*YOUR TASK*.
From the entries below, copy every line that holds the word "Percentage".

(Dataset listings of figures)

****************************************

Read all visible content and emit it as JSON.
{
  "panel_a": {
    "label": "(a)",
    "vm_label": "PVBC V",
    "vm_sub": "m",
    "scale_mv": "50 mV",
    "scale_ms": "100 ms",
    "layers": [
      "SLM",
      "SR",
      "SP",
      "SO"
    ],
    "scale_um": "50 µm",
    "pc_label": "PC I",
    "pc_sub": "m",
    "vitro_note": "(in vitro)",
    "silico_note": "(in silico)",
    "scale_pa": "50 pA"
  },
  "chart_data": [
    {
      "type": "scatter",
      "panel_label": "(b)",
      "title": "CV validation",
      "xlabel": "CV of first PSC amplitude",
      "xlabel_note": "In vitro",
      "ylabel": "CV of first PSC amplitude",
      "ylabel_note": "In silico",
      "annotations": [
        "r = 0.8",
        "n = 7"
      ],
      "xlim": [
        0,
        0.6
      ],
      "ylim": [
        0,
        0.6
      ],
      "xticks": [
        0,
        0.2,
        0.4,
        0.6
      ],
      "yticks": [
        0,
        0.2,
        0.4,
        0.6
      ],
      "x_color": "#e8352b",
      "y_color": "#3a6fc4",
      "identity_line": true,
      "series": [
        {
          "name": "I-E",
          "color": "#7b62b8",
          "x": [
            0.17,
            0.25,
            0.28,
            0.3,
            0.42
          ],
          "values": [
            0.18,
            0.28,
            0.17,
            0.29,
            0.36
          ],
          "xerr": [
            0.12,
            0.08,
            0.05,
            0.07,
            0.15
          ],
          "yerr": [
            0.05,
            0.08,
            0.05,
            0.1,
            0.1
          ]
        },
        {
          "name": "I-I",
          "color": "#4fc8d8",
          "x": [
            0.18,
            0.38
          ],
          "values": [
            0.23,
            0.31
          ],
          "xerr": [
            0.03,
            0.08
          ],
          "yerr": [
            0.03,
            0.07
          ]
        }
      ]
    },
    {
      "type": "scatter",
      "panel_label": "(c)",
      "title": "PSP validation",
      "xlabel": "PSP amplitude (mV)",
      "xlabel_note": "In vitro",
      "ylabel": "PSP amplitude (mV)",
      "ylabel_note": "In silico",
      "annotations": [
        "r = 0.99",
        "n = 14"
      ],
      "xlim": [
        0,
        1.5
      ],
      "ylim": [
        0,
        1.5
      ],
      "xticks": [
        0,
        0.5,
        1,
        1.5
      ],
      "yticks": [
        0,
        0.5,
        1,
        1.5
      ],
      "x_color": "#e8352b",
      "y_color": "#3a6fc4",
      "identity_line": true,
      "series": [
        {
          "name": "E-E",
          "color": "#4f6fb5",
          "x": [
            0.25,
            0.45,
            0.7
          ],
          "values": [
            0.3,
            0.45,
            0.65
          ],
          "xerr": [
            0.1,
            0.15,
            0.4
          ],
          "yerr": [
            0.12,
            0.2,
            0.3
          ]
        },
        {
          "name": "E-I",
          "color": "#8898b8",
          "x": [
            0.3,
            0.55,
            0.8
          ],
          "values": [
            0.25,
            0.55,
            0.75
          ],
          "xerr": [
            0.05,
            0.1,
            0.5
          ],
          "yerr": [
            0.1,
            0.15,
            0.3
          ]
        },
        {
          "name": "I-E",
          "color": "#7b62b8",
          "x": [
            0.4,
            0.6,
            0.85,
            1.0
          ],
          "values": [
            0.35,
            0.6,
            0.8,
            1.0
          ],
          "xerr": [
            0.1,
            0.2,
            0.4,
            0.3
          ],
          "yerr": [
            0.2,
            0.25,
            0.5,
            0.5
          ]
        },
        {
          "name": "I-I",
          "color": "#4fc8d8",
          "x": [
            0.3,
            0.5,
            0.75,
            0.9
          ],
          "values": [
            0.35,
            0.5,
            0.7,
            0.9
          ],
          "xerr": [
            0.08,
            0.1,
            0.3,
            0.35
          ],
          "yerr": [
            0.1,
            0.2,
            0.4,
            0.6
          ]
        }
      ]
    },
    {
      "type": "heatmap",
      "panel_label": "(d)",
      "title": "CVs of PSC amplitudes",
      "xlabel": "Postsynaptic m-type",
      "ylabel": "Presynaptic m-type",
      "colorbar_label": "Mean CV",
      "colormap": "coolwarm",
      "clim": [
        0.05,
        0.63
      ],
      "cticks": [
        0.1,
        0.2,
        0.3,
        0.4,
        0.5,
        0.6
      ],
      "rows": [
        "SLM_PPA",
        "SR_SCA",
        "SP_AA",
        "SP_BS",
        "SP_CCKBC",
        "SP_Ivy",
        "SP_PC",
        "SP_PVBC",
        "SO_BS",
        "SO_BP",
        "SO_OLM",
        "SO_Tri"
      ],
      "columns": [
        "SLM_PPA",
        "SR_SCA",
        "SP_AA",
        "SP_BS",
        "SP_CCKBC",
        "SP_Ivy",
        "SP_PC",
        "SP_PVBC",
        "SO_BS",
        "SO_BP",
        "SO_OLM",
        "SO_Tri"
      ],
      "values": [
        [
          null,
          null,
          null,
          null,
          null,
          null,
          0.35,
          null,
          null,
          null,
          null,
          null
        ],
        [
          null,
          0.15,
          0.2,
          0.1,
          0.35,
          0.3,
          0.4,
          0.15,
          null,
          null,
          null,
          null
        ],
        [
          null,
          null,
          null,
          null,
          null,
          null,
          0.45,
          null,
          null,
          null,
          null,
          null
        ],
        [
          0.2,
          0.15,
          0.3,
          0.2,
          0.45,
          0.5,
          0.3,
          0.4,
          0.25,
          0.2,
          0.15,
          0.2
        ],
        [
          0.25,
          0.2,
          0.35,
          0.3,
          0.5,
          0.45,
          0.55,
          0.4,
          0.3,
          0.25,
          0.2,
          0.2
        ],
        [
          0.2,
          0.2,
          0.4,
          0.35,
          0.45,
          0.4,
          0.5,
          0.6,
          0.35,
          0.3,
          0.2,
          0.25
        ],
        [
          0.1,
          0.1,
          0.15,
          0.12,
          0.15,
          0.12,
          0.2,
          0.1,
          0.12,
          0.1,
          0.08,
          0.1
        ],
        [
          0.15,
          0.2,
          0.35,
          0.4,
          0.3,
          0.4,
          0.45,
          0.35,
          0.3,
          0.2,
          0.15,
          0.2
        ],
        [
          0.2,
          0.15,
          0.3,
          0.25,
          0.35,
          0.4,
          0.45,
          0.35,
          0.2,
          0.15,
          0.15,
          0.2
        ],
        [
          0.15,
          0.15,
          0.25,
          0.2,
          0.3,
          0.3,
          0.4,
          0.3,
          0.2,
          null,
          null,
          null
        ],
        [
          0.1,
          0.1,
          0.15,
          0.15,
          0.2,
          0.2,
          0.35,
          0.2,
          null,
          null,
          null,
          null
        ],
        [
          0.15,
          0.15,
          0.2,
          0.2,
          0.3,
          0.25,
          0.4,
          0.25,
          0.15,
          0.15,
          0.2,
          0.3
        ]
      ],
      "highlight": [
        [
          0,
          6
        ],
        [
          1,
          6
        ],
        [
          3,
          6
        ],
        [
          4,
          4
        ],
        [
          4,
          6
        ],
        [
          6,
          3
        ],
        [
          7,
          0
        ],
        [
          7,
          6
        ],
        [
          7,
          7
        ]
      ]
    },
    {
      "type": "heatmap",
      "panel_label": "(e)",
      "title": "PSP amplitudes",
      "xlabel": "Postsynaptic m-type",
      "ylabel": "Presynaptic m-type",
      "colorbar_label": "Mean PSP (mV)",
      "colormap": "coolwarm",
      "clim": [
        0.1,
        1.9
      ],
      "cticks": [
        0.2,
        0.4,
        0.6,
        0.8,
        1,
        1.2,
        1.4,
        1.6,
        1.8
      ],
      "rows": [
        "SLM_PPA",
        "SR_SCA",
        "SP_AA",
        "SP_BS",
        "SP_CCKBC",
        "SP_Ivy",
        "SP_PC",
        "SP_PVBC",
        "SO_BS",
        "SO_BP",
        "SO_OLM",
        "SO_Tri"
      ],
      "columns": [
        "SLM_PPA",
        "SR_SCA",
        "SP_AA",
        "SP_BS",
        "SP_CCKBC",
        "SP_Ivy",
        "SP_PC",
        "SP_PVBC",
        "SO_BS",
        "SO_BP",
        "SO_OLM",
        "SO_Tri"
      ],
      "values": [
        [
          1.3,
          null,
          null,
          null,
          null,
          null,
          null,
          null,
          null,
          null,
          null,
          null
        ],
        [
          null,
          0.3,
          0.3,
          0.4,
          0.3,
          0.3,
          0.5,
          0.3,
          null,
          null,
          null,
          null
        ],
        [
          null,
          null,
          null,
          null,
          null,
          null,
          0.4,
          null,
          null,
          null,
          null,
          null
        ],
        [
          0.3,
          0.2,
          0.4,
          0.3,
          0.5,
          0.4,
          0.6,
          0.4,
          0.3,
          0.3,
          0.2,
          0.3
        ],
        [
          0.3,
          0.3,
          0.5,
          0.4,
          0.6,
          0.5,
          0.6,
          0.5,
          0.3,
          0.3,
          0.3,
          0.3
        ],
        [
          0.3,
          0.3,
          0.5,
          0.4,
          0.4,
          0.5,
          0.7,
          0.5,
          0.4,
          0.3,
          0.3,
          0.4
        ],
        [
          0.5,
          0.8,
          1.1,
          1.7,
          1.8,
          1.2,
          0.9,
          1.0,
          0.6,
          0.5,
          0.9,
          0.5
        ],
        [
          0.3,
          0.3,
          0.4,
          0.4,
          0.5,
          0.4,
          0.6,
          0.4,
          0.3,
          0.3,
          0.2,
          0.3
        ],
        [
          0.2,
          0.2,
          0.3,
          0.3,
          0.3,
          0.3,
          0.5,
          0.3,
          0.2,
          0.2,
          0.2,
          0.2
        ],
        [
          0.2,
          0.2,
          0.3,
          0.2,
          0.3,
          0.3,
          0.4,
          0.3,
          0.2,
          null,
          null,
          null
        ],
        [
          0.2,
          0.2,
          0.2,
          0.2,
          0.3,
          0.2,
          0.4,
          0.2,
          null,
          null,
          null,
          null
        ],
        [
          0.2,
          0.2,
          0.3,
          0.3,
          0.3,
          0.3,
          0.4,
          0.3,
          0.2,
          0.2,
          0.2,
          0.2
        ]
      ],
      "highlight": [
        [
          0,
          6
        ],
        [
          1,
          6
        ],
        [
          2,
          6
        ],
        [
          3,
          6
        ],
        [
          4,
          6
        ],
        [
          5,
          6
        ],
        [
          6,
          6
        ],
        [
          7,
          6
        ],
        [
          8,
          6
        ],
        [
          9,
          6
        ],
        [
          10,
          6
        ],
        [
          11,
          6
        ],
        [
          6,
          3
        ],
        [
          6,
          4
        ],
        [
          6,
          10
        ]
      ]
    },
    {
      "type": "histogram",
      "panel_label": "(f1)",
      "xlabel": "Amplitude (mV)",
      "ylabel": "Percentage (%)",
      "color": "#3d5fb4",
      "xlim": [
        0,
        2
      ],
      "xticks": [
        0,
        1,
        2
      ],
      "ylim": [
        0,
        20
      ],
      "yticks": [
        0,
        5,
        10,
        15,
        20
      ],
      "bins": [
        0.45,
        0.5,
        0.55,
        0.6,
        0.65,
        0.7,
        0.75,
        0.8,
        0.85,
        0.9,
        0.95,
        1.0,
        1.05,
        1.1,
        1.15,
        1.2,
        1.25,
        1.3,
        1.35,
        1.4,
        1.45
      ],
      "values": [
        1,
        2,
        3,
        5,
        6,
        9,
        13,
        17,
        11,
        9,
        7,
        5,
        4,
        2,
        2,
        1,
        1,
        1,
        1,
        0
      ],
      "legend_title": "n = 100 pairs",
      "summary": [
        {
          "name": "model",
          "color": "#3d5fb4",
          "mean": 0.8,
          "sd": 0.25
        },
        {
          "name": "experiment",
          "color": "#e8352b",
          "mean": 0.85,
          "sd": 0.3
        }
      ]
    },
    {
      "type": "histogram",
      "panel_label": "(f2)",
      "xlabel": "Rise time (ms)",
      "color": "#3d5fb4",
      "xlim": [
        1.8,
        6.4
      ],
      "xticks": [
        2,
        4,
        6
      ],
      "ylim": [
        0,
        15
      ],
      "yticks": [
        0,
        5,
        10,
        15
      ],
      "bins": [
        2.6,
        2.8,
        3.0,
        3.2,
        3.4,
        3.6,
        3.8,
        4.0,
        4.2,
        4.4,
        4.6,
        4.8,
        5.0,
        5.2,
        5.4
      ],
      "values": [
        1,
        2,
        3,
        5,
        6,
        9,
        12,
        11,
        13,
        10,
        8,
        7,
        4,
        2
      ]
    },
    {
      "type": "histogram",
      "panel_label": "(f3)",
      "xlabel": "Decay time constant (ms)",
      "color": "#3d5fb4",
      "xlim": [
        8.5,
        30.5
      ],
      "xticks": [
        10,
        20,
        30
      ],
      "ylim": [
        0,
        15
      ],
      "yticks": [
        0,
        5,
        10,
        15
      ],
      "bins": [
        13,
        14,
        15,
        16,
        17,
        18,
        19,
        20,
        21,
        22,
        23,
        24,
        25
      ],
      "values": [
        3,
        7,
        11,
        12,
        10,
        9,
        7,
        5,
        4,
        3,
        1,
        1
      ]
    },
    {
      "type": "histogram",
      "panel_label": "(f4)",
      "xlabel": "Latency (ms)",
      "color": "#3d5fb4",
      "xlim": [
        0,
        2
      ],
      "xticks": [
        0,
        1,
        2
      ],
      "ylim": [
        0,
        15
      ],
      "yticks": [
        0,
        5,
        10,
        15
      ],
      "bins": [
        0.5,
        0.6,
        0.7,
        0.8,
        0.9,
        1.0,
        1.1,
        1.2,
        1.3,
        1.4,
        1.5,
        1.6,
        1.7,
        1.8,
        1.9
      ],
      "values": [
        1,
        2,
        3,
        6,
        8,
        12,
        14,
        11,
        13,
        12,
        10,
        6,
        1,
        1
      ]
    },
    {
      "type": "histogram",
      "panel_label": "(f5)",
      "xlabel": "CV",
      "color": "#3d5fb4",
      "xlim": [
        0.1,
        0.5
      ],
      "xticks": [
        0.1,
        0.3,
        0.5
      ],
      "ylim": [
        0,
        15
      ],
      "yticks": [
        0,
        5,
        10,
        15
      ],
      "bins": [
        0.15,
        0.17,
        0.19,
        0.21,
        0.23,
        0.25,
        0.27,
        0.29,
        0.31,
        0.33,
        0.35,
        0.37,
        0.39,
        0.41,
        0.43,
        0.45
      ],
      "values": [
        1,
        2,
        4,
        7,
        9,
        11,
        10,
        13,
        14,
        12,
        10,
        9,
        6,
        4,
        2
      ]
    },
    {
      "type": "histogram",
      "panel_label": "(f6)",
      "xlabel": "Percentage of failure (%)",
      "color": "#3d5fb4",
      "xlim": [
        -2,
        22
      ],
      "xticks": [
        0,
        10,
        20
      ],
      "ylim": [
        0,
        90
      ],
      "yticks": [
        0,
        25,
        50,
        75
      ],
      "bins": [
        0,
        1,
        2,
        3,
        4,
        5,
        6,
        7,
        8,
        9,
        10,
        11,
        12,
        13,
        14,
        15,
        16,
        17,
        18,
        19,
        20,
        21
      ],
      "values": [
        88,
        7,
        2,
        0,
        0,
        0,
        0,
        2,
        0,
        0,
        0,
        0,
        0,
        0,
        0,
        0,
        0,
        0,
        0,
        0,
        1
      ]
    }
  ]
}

****************************************

*RESPONSE*.
      "ylabel": "Percentage (%)",
      "xlabel": "Percentage of failure (%)",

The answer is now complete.